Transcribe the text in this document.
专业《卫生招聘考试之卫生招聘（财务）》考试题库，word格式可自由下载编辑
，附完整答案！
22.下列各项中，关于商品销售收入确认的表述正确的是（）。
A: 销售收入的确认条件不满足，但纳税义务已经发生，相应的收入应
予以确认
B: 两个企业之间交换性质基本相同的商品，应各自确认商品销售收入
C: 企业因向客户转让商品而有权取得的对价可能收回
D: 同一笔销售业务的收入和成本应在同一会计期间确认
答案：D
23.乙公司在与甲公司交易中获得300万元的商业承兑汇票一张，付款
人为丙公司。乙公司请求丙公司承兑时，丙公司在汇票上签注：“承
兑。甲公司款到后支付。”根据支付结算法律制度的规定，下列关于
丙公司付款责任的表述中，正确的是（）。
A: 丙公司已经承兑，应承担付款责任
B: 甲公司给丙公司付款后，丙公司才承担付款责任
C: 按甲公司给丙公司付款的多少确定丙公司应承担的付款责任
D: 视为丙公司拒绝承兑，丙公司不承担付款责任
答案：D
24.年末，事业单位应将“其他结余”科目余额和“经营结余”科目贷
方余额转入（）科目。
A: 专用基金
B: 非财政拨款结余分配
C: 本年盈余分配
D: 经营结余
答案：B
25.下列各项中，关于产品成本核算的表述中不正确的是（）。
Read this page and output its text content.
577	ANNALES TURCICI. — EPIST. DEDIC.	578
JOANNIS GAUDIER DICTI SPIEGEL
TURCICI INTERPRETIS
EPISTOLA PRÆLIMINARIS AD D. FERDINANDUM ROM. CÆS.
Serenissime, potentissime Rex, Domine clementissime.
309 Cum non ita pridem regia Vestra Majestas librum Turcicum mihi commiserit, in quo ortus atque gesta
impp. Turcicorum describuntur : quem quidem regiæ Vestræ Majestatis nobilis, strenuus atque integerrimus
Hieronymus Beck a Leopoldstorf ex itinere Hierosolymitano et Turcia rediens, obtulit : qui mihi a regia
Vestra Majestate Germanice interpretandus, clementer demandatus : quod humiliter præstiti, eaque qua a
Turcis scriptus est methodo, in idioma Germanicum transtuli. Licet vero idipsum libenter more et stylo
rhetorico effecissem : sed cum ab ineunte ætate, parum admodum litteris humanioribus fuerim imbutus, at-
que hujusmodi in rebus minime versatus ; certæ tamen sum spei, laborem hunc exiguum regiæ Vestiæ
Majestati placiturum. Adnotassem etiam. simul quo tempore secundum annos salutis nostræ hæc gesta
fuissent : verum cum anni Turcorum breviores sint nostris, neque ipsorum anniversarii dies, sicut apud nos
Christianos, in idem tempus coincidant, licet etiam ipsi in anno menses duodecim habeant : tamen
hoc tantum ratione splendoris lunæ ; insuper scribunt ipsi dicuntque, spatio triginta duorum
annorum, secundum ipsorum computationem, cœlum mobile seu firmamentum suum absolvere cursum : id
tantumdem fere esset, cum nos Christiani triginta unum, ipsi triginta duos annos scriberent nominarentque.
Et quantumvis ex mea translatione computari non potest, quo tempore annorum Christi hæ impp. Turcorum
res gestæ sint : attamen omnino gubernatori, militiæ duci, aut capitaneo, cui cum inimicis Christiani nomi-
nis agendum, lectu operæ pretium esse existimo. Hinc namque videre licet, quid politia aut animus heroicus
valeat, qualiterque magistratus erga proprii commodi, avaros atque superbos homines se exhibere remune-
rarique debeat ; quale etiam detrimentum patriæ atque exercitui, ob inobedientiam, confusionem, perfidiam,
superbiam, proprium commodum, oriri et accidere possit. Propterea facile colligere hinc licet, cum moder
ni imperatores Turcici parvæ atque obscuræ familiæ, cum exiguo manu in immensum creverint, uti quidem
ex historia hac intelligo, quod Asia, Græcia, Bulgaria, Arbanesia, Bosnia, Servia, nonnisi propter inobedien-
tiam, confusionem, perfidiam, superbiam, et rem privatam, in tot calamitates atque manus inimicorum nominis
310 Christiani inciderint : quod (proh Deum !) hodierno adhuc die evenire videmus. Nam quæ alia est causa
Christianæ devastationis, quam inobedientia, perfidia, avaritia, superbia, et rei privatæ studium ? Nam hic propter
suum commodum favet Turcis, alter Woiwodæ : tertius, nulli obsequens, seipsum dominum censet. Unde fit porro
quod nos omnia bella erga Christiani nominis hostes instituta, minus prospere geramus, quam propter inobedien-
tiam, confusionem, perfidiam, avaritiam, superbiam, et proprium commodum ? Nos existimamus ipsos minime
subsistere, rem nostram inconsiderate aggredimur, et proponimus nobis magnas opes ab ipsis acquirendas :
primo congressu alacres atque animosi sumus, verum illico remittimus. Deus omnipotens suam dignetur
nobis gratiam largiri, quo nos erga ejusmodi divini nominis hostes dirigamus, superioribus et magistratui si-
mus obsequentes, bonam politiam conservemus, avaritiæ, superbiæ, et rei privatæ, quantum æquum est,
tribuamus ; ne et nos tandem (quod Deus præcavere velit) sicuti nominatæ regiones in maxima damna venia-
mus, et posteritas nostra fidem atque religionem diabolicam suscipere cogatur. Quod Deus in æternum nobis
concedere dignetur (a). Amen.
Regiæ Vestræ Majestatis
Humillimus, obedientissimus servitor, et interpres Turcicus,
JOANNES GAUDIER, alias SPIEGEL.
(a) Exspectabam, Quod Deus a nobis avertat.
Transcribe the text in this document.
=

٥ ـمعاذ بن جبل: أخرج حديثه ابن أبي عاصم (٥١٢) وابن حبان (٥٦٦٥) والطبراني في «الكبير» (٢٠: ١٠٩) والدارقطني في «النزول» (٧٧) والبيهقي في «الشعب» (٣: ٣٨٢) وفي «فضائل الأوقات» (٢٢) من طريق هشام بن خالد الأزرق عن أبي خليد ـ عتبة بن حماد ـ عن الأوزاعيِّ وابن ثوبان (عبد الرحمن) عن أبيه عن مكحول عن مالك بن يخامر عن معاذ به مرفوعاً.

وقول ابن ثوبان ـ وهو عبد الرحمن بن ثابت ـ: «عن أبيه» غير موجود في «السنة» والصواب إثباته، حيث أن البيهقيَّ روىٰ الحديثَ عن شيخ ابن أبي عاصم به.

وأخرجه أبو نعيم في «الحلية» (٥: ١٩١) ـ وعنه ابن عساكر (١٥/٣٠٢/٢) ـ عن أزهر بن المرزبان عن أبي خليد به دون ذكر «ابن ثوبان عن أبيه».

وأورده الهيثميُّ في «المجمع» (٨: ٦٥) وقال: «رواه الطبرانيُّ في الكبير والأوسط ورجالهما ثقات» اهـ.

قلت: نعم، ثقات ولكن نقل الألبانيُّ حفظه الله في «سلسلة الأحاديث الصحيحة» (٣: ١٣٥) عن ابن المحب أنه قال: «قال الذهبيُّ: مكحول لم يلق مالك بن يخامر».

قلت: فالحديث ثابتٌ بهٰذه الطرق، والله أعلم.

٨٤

[PROBLEM STATEMENT]:
Transcribe the material exactly as it reads.

[SOLUTION]:
Transcribe the text in this document.
专业《卫生招聘考试之卫生招聘（财务）》考试题库，word格式可自由下载编辑
，附完整答案！
22.下列各项中，关于商品销售收入确认的表述正确的是（）。
A: 销售收入的确认条件不满足，但纳税义务已经发生，相应的收入应
予以确认
B: 两个企业之间交换性质基本相同的商品，应各自确认商品销售收入
C: 企业因向客户转让商品而有权取得的对价可能收回
D: 同一笔销售业务的收入和成本应在同一会计期间确认
答案：D
23.乙公司在与甲公司交易中获得300万元的商业承兑汇票一张，付款
人为丙公司。乙公司请求丙公司承兑时，丙公司在汇票上签注：“承
兑。甲公司款到后支付。”根据支付结算法律制度的规定，下列关于
丙公司付款责任的表述中，正确的是（）。
A: 丙公司已经承兑，应承担付款责任
B: 甲公司给丙公司付款后，丙公司才承担付款责任
C: 按甲公司给丙公司付款的多少确定丙公司应承担的付款责任
D: 视为丙公司拒绝承兑，丙公司不承担付款责任
答案：D
24.年末，事业单位应将“其他结余”科目余额和“经营结余”科目贷
方余额转入（）科目。
A: 专用基金
B: 非财政拨款结余分配
C: 本年盈余分配
D: 经营结余
答案：B
25.下列各项中，关于产品成本核算的表述中不正确的是（）。
Read this page and output its text content.
577	ANNALES TURCICI. — EPIST. DEDIC.	578
JOANNIS GAUDIER DICTI SPIEGEL
TURCICI INTERPRETIS
EPISTOLA PRÆLIMINARIS AD D. FERDINANDUM ROM. CÆS.
Serenissime, potentissime Rex, Domine clementissime.
309 Cum non ita pridem regia Vestra Majestas librum Turcicum mihi commiserit, in quo ortus atque gesta
impp. Turcicorum describuntur : quem quidem regiæ Vestræ Majestatis nobilis, strenuus atque integerrimus
Hieronymus Beck a Leopoldstorf ex itinere Hierosolymitano et Turcia rediens, obtulit : qui mihi a regia
Vestra Majestate Germanice interpretandus, clementer demandatus : quod humiliter præstiti, eaque qua a
Turcis scriptus est methodo, in idioma Germanicum transtuli. Licet vero idipsum libenter more et stylo
rhetorico effecissem : sed cum ab ineunte ætate, parum admodum litteris humanioribus fuerim imbutus, at-
que hujusmodi in rebus minime versatus ; certæ tamen sum spei, laborem hunc exiguum regiæ Vestiæ
Majestati placiturum. Adnotassem etiam. simul quo tempore secundum annos salutis nostræ hæc gesta
fuissent : verum cum anni Turcorum breviores sint nostris, neque ipsorum anniversarii dies, sicut apud nos
Christianos, in idem tempus coincidant, licet etiam ipsi in anno menses duodecim habeant : tamen
hoc tantum ratione splendoris lunæ ; insuper scribunt ipsi dicuntque, spatio triginta duorum
annorum, secundum ipsorum computationem, cœlum mobile seu firmamentum suum absolvere cursum : id
tantumdem fere esset, cum nos Christiani triginta unum, ipsi triginta duos annos scriberent nominarentque.
Et quantumvis ex mea translatione computari non potest, quo tempore annorum Christi hæ impp. Turcorum
res gestæ sint : attamen omnino gubernatori, militiæ duci, aut capitaneo, cui cum inimicis Christiani nomi-
nis agendum, lectu operæ pretium esse existimo. Hinc namque videre licet, quid politia aut animus heroicus
valeat, qualiterque magistratus erga proprii commodi, avaros atque superbos homines se exhibere remune-
rarique debeat ; quale etiam detrimentum patriæ atque exercitui, ob inobedientiam, confusionem, perfidiam,
superbiam, proprium commodum, oriri et accidere possit. Propterea facile colligere hinc licet, cum moder
ni imperatores Turcici parvæ atque obscuræ familiæ, cum exiguo manu in immensum creverint, uti quidem
ex historia hac intelligo, quod Asia, Græcia, Bulgaria, Arbanesia, Bosnia, Servia, nonnisi propter inobedien-
tiam, confusionem, perfidiam, superbiam, et rem privatam, in tot calamitates atque manus inimicorum nominis
310 Christiani inciderint : quod (proh Deum !) hodierno adhuc die evenire videmus. Nam quæ alia est causa
Christianæ devastationis, quam inobedientia, perfidia, avaritia, superbia, et rei privatæ studium ? Nam hic propter
suum commodum favet Turcis, alter Woiwodæ : tertius, nulli obsequens, seipsum dominum censet. Unde fit porro
quod nos omnia bella erga Christiani nominis hostes instituta, minus prospere geramus, quam propter inobedien-
tiam, confusionem, perfidiam, avaritiam, superbiam, et proprium commodum ? Nos existimamus ipsos minime
subsistere, rem nostram inconsiderate aggredimur, et proponimus nobis magnas opes ab ipsis acquirendas :
primo congressu alacres atque animosi sumus, verum illico remittimus. Deus omnipotens suam dignetur
nobis gratiam largiri, quo nos erga ejusmodi divini nominis hostes dirigamus, superioribus et magistratui si-
mus obsequentes, bonam politiam conservemus, avaritiæ, superbiæ, et rei privatæ, quantum æquum est,
tribuamus ; ne et nos tandem (quod Deus præcavere velit) sicuti nominatæ regiones in maxima damna venia-
mus, et posteritas nostra fidem atque religionem diabolicam suscipere cogatur. Quod Deus in æternum nobis
concedere dignetur (a). Amen.
Regiæ Vestræ Majestatis
Humillimus, obedientissimus servitor, et interpres Turcicus,
JOANNES GAUDIER, alias SPIEGEL.
(a) Exspectabam, Quod Deus a nobis avertat.
Transcribe the text in this document.
=

٥ ـمعاذ بن جبل: أخرج حديثه ابن أبي عاصم (٥١٢) وابن حبان (٥٦٦٥) والطبراني في «الكبير» (٢٠: ١٠٩) والدارقطني في «النزول» (٧٧) والبيهقي في «الشعب» (٣: ٣٨٢) وفي «فضائل الأوقات» (٢٢) من طريق هشام بن خالد الأزرق عن أبي خليد ـ عتبة بن حماد ـ عن الأوزاعيِّ وابن ثوبان (عبد الرحمن) عن أبيه عن مكحول عن مالك بن يخامر عن معاذ به مرفوعاً.

وقول ابن ثوبان ـ وهو عبد الرحمن بن ثابت ـ: «عن أبيه» غير موجود في «السنة» والصواب إثباته، حيث أن البيهقيَّ روىٰ الحديثَ عن شيخ ابن أبي عاصم به.

وأخرجه أبو نعيم في «الحلية» (٥: ١٩١) ـ وعنه ابن عساكر (١٥/٣٠٢/٢) ـ عن أزهر بن المرزبان عن أبي خليد به دون ذكر «ابن ثوبان عن أبيه».

وأورده الهيثميُّ في «المجمع» (٨: ٦٥) وقال: «رواه الطبرانيُّ في الكبير والأوسط ورجالهما ثقات» اهـ.

قلت: نعم، ثقات ولكن نقل الألبانيُّ حفظه الله في «سلسلة الأحاديث الصحيحة» (٣: ١٣٥) عن ابن المحب أنه قال: «قال الذهبيُّ: مكحول لم يلق مالك بن يخامر».

قلت: فالحديث ثابتٌ بهٰذه الطرق، والله أعلم.

٨٤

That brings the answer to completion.